= EXERCISE DATA =
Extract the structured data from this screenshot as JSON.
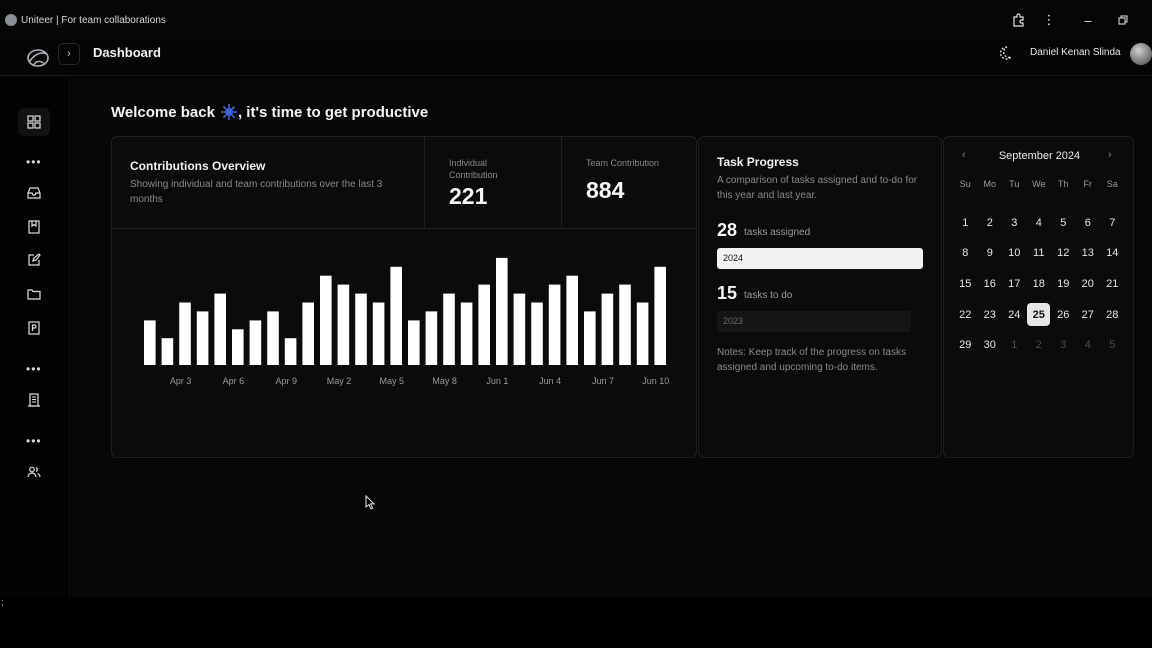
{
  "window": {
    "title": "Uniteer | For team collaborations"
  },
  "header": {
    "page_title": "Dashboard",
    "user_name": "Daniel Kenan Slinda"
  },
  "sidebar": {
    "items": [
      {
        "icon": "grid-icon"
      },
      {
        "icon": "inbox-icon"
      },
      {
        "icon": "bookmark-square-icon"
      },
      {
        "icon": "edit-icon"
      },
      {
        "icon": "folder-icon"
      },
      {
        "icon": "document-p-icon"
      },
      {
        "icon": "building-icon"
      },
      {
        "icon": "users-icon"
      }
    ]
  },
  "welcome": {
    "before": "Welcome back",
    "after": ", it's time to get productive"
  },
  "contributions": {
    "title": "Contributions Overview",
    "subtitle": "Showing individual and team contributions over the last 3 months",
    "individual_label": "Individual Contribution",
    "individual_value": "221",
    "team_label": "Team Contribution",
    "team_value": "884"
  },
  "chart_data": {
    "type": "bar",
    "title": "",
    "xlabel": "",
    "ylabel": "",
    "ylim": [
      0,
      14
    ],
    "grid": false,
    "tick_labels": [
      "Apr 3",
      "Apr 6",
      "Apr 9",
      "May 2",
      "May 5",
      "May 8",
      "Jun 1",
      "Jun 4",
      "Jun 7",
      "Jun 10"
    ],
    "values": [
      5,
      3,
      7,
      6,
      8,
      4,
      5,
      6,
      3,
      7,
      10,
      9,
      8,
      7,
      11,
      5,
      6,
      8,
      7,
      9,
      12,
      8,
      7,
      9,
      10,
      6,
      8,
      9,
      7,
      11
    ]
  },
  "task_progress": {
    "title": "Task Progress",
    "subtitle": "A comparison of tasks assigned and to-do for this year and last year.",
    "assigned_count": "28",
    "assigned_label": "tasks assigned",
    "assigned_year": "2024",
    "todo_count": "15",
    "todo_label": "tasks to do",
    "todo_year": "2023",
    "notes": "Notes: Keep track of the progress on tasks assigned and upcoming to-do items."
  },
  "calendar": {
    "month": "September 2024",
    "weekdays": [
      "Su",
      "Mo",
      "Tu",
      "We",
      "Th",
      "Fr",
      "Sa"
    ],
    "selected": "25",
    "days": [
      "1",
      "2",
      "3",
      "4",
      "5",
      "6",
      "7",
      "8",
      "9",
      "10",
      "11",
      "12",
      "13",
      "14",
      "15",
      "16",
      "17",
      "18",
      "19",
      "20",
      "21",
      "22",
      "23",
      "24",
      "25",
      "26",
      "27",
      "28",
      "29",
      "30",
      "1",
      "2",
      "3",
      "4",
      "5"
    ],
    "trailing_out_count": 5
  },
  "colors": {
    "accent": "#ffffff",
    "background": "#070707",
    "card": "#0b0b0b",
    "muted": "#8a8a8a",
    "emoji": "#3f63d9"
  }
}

= EXERCISE DESCRIPTION =
Search the listing for the string "icon". Copy each line where it turns up.

= FINAL ANSWER =
        "icon": "grid-icon"
        "icon": "inbox-icon"
        "icon": "bookmark-square-icon"
        "icon": "edit-icon"
        "icon": "folder-icon"
        "icon": "document-p-icon"
        "icon": "building-icon"
        "icon": "users-icon"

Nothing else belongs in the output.